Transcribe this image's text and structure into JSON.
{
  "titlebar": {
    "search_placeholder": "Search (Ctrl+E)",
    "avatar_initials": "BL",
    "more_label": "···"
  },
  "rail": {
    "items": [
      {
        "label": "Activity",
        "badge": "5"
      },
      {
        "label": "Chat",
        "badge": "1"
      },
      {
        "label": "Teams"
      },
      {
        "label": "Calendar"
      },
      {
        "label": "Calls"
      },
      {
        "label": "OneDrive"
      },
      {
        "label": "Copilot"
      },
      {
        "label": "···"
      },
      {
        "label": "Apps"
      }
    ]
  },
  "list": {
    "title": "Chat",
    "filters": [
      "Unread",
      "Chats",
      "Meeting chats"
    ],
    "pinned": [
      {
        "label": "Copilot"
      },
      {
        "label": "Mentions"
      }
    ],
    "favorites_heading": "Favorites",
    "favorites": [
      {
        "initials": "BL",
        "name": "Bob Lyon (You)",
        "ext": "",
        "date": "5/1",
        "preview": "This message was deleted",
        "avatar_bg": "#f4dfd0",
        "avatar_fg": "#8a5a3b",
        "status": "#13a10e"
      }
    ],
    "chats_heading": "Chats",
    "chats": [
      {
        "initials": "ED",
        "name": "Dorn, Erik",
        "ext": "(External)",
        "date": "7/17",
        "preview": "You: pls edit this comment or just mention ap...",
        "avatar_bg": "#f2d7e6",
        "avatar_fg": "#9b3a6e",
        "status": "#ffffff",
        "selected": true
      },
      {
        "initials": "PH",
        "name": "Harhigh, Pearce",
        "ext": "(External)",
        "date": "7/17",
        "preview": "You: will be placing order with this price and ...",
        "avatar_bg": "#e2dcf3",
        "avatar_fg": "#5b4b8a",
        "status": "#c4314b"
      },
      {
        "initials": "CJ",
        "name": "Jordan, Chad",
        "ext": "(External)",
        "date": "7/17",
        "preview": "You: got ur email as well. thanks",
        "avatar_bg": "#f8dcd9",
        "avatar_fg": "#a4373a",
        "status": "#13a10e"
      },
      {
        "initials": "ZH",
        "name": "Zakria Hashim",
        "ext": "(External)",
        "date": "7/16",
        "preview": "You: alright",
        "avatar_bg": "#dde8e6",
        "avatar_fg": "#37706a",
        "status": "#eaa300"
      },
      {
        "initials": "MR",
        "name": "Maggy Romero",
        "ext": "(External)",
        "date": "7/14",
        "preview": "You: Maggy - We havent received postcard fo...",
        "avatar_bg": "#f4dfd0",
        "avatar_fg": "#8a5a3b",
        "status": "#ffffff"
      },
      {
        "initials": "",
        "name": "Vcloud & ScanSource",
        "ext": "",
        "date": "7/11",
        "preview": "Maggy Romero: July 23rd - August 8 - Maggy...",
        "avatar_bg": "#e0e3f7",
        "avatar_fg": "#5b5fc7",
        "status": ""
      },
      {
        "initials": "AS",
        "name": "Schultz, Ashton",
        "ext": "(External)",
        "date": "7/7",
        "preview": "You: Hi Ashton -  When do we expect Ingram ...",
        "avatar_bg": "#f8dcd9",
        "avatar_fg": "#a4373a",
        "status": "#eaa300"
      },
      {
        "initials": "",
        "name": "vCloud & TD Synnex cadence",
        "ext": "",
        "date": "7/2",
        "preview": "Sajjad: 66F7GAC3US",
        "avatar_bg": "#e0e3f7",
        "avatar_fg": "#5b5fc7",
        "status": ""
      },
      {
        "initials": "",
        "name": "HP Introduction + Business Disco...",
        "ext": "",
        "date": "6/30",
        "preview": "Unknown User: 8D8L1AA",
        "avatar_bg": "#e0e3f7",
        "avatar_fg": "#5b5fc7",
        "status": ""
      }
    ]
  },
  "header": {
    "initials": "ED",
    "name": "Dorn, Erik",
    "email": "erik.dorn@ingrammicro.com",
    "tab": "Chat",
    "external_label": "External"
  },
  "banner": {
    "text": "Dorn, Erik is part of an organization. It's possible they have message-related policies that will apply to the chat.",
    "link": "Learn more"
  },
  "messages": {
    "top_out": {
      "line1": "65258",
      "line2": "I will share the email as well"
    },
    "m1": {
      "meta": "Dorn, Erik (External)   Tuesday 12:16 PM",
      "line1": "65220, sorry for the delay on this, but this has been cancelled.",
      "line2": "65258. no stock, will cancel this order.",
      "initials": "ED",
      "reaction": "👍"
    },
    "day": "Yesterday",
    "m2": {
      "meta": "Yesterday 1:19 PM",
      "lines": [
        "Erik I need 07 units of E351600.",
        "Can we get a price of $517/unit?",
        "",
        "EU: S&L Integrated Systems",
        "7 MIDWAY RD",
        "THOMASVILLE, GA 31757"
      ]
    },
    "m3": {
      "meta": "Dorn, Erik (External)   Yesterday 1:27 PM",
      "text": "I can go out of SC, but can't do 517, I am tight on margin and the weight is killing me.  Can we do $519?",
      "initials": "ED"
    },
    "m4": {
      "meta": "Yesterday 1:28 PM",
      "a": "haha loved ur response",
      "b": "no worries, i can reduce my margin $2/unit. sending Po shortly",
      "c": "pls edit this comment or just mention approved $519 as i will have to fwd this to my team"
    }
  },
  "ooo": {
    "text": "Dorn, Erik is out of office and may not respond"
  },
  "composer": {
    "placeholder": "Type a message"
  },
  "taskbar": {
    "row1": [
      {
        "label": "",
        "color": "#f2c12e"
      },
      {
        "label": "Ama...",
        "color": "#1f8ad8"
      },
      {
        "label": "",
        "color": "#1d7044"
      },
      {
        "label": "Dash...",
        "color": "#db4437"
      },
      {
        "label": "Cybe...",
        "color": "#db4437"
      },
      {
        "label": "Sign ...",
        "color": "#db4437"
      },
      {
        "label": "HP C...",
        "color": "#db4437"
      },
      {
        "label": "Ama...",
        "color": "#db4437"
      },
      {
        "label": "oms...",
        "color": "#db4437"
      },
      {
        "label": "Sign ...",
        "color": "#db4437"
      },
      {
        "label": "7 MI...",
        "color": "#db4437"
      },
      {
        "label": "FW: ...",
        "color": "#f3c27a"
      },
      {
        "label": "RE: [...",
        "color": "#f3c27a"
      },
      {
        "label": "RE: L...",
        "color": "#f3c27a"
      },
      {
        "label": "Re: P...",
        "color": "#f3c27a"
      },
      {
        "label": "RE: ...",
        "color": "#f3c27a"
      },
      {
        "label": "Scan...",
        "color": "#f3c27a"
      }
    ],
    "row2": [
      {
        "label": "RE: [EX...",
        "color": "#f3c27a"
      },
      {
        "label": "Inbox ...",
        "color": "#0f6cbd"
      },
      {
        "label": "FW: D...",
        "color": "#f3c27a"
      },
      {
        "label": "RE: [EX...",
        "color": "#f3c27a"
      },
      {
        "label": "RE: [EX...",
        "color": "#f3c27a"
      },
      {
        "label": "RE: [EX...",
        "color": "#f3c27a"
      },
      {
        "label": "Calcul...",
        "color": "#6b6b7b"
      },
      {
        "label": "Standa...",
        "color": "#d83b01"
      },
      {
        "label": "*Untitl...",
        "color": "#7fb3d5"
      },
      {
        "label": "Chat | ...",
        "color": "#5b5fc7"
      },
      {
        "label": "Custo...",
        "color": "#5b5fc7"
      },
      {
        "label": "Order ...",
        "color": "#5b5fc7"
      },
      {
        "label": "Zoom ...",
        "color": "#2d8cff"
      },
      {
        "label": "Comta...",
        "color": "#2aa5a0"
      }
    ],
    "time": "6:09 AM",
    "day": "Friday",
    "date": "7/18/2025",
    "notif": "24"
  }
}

|---|

▶ [The task]: Print the listing above in full, exactly as it is.

▶ [Exercise answer]:
Transcribe this image's text and structure into JSON.
{
  "titlebar": {
    "search_placeholder": "Search (Ctrl+E)",
    "avatar_initials": "BL",
    "more_label": "···"
  },
  "rail": {
    "items": [
      {
        "label": "Activity",
        "badge": "5"
      },
      {
        "label": "Chat",
        "badge": "1"
      },
      {
        "label": "Teams"
      },
      {
        "label": "Calendar"
      },
      {
        "label": "Calls"
      },
      {
        "label": "OneDrive"
      },
      {
        "label": "Copilot"
      },
      {
        "label": "···"
      },
      {
        "label": "Apps"
      }
    ]
  },
  "list": {
    "title": "Chat",
    "filters": [
      "Unread",
      "Chats",
      "Meeting chats"
    ],
    "pinned": [
      {
        "label": "Copilot"
      },
      {
        "label": "Mentions"
      }
    ],
    "favorites_heading": "Favorites",
    "favorites": [
      {
        "initials": "BL",
        "name": "Bob Lyon (You)",
        "ext": "",
        "date": "5/1",
        "preview": "This message was deleted",
        "avatar_bg": "#f4dfd0",
        "avatar_fg": "#8a5a3b",
        "status": "#13a10e"
      }
    ],
    "chats_heading": "Chats",
    "chats": [
      {
        "initials": "ED",
        "name": "Dorn, Erik",
        "ext": "(External)",
        "date": "7/17",
        "preview": "You: pls edit this comment or just mention ap...",
        "avatar_bg": "#f2d7e6",
        "avatar_fg": "#9b3a6e",
        "status": "#ffffff",
        "selected": true
      },
      {
        "initials": "PH",
        "name": "Harhigh, Pearce",
        "ext": "(External)",
        "date": "7/17",
        "preview": "You: will be placing order with this price and ...",
        "avatar_bg": "#e2dcf3",
        "avatar_fg": "#5b4b8a",
        "status": "#c4314b"
      },
      {
        "initials": "CJ",
        "name": "Jordan, Chad",
        "ext": "(External)",
        "date": "7/17",
        "preview": "You: got ur email as well. thanks",
        "avatar_bg": "#f8dcd9",
        "avatar_fg": "#a4373a",
        "status": "#13a10e"
      },
      {
        "initials": "ZH",
        "name": "Zakria Hashim",
        "ext": "(External)",
        "date": "7/16",
        "preview": "You: alright",
        "avatar_bg": "#dde8e6",
        "avatar_fg": "#37706a",
        "status": "#eaa300"
      },
      {
        "initials": "MR",
        "name": "Maggy Romero",
        "ext": "(External)",
        "date": "7/14",
        "preview": "You: Maggy - We havent received postcard fo...",
        "avatar_bg": "#f4dfd0",
        "avatar_fg": "#8a5a3b",
        "status": "#ffffff"
      },
      {
        "initials": "",
        "name": "Vcloud & ScanSource",
        "ext": "",
        "date": "7/11",
        "preview": "Maggy Romero: July 23rd - August 8 - Maggy...",
        "avatar_bg": "#e0e3f7",
        "avatar_fg": "#5b5fc7",
        "status": ""
      },
      {
        "initials": "AS",
        "name": "Schultz, Ashton",
        "ext": "(External)",
        "date": "7/7",
        "preview": "You: Hi Ashton -  When do we expect Ingram ...",
        "avatar_bg": "#f8dcd9",
        "avatar_fg": "#a4373a",
        "status": "#eaa300"
      },
      {
        "initials": "",
        "name": "vCloud & TD Synnex cadence",
        "ext": "",
        "date": "7/2",
        "preview": "Sajjad: 66F7GAC3US",
        "avatar_bg": "#e0e3f7",
        "avatar_fg": "#5b5fc7",
        "status": ""
      },
      {
        "initials": "",
        "name": "HP Introduction + Business Disco...",
        "ext": "",
        "date": "6/30",
        "preview": "Unknown User: 8D8L1AA",
        "avatar_bg": "#e0e3f7",
        "avatar_fg": "#5b5fc7",
        "status": ""
      }
    ]
  },
  "header": {
    "initials": "ED",
    "name": "Dorn, Erik",
    "email": "erik.dorn@ingrammicro.com",
    "tab": "Chat",
    "external_label": "External"
  },
  "banner": {
    "text": "Dorn, Erik is part of an organization. It's possible they have message-related policies that will apply to the chat.",
    "link": "Learn more"
  },
  "messages": {
    "top_out": {
      "line1": "65258",
      "line2": "I will share the email as well"
    },
    "m1": {
      "meta": "Dorn, Erik (External)   Tuesday 12:16 PM",
      "line1": "65220, sorry for the delay on this, but this has been cancelled.",
      "line2": "65258. no stock, will cancel this order.",
      "initials": "ED",
      "reaction": "👍"
    },
    "day": "Yesterday",
    "m2": {
      "meta": "Yesterday 1:19 PM",
      "lines": [
        "Erik I need 07 units of E351600.",
        "Can we get a price of $517/unit?",
        "",
        "EU: S&L Integrated Systems",
        "7 MIDWAY RD",
        "THOMASVILLE, GA 31757"
      ]
    },
    "m3": {
      "meta": "Dorn, Erik (External)   Yesterday 1:27 PM",
      "text": "I can go out of SC, but can't do 517, I am tight on margin and the weight is killing me.  Can we do $519?",
      "initials": "ED"
    },
    "m4": {
      "meta": "Yesterday 1:28 PM",
      "a": "haha loved ur response",
      "b": "no worries, i can reduce my margin $2/unit. sending Po shortly",
      "c": "pls edit this comment or just mention approved $519 as i will have to fwd this to my team"
    }
  },
  "ooo": {
    "text": "Dorn, Erik is out of office and may not respond"
  },
  "composer": {
    "placeholder": "Type a message"
  },
  "taskbar": {
    "row1": [
      {
        "label": "",
        "color": "#f2c12e"
      },
      {
        "label": "Ama...",
        "color": "#1f8ad8"
      },
      {
        "label": "",
        "color": "#1d7044"
      },
      {
        "label": "Dash...",
        "color": "#db4437"
      },
      {
        "label": "Cybe...",
        "color": "#db4437"
      },
      {
        "label": "Sign ...",
        "color": "#db4437"
      },
      {
        "label": "HP C...",
        "color": "#db4437"
      },
      {
        "label": "Ama...",
        "color": "#db4437"
      },
      {
        "label": "oms...",
        "color": "#db4437"
      },
      {
        "label": "Sign ...",
        "color": "#db4437"
      },
      {
        "label": "7 MI...",
        "color": "#db4437"
      },
      {
        "label": "FW: ...",
        "color": "#f3c27a"
      },
      {
        "label": "RE: [...",
        "color": "#f3c27a"
      },
      {
        "label": "RE: L...",
        "color": "#f3c27a"
      },
      {
        "label": "Re: P...",
        "color": "#f3c27a"
      },
      {
        "label": "RE: ...",
        "color": "#f3c27a"
      },
      {
        "label": "Scan...",
        "color": "#f3c27a"
      }
    ],
    "row2": [
      {
        "label": "RE: [EX...",
        "color": "#f3c27a"
      },
      {
        "label": "Inbox ...",
        "color": "#0f6cbd"
      },
      {
        "label": "FW: D...",
        "color": "#f3c27a"
      },
      {
        "label": "RE: [EX...",
        "color": "#f3c27a"
      },
      {
        "label": "RE: [EX...",
        "color": "#f3c27a"
      },
      {
        "label": "RE: [EX...",
        "color": "#f3c27a"
      },
      {
        "label": "Calcul...",
        "color": "#6b6b7b"
      },
      {
        "label": "Standa...",
        "color": "#d83b01"
      },
      {
        "label": "*Untitl...",
        "color": "#7fb3d5"
      },
      {
        "label": "Chat | ...",
        "color": "#5b5fc7"
      },
      {
        "label": "Custo...",
        "color": "#5b5fc7"
      },
      {
        "label": "Order ...",
        "color": "#5b5fc7"
      },
      {
        "label": "Zoom ...",
        "color": "#2d8cff"
      },
      {
        "label": "Comta...",
        "color": "#2aa5a0"
      }
    ],
    "time": "6:09 AM",
    "day": "Friday",
    "date": "7/18/2025",
    "notif": "24"
  }
}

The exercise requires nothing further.